--- Start Dataset rows ---
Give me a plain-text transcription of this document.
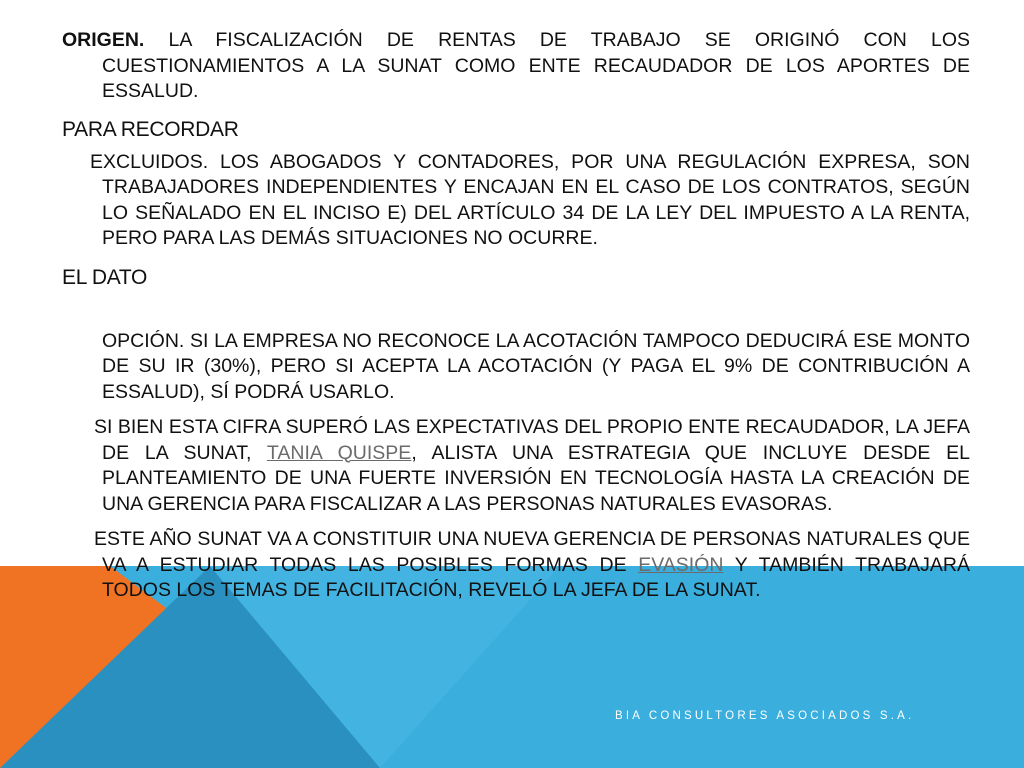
ORIGEN. LA FISCALIZACIÓN DE RENTAS DE TRABAJO SE ORIGINÓ CON LOS CUESTIONAMIENTOS A LA SUNAT COMO ENTE RECAUDADOR DE LOS APORTES DE ESSALUD.

PARA RECORDAR

EXCLUIDOS. LOS ABOGADOS Y CONTADORES, POR UNA REGULACIÓN EXPRESA, SON TRABAJADORES INDEPENDIENTES Y ENCAJAN EN EL CASO DE LOS CONTRATOS, SEGÚN LO SEÑALADO EN EL INCISO E) DEL ARTÍCULO 34 DE LA LEY DEL IMPUESTO A LA RENTA, PERO PARA LAS DEMÁS SITUACIONES NO OCURRE.

EL DATO

OPCIÓN. SI LA EMPRESA NO RECONOCE LA ACOTACIÓN TAMPOCO DEDUCIRÁ ESE MONTO DE SU IR (30%), PERO SI ACEPTA LA ACOTACIÓN (Y PAGA EL 9% DE CONTRIBUCIÓN A ESSALUD), SÍ PODRÁ USARLO.

SI BIEN ESTA CIFRA SUPERÓ LAS EXPECTATIVAS DEL PROPIO ENTE RECAUDADOR, LA JEFA DE LA SUNAT, TANIA QUISPE, ALISTA UNA ESTRATEGIA QUE INCLUYE DESDE EL PLANTEAMIENTO DE UNA FUERTE INVERSIÓN EN TECNOLOGÍA HASTA LA CREACIÓN DE UNA GERENCIA PARA FISCALIZAR A LAS PERSONAS NATURALES EVASORAS.

ESTE AÑO SUNAT VA A CONSTITUIR UNA NUEVA GERENCIA DE PERSONAS NATURALES QUE VA A ESTUDIAR TODAS LAS POSIBLES FORMAS DE EVASIÓN Y TAMBIÉN TRABAJARÁ TODOS LOS TEMAS DE FACILITACIÓN, REVELÓ LA JEFA DE LA SUNAT.

BIA CONSULTORES ASOCIADOS S.A.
--- End Dataset rows ---
Aim: Copy out every line of the material above exactly, skipping the pictures.

Reply to the task:
Give me a plain-text transcription of this document.
ORIGEN. LA FISCALIZACIÓN DE RENTAS DE TRABAJO SE ORIGINÓ CON LOS CUESTIONAMIENTOS A LA SUNAT COMO ENTE RECAUDADOR DE LOS APORTES DE ESSALUD.

PARA RECORDAR

EXCLUIDOS. LOS ABOGADOS Y CONTADORES, POR UNA REGULACIÓN EXPRESA, SON TRABAJADORES INDEPENDIENTES Y ENCAJAN EN EL CASO DE LOS CONTRATOS, SEGÚN LO SEÑALADO EN EL INCISO E) DEL ARTÍCULO 34 DE LA LEY DEL IMPUESTO A LA RENTA, PERO PARA LAS DEMÁS SITUACIONES NO OCURRE.

EL DATO

OPCIÓN. SI LA EMPRESA NO RECONOCE LA ACOTACIÓN TAMPOCO DEDUCIRÁ ESE MONTO DE SU IR (30%), PERO SI ACEPTA LA ACOTACIÓN (Y PAGA EL 9% DE CONTRIBUCIÓN A ESSALUD), SÍ PODRÁ USARLO.

SI BIEN ESTA CIFRA SUPERÓ LAS EXPECTATIVAS DEL PROPIO ENTE RECAUDADOR, LA JEFA DE LA SUNAT, TANIA QUISPE, ALISTA UNA ESTRATEGIA QUE INCLUYE DESDE EL PLANTEAMIENTO DE UNA FUERTE INVERSIÓN EN TECNOLOGÍA HASTA LA CREACIÓN DE UNA GERENCIA PARA FISCALIZAR A LAS PERSONAS NATURALES EVASORAS.

ESTE AÑO SUNAT VA A CONSTITUIR UNA NUEVA GERENCIA DE PERSONAS NATURALES QUE VA A ESTUDIAR TODAS LAS POSIBLES FORMAS DE EVASIÓN Y TAMBIÉN TRABAJARÁ TODOS LOS TEMAS DE FACILITACIÓN, REVELÓ LA JEFA DE LA SUNAT.

BIA CONSULTORES ASOCIADOS S.A.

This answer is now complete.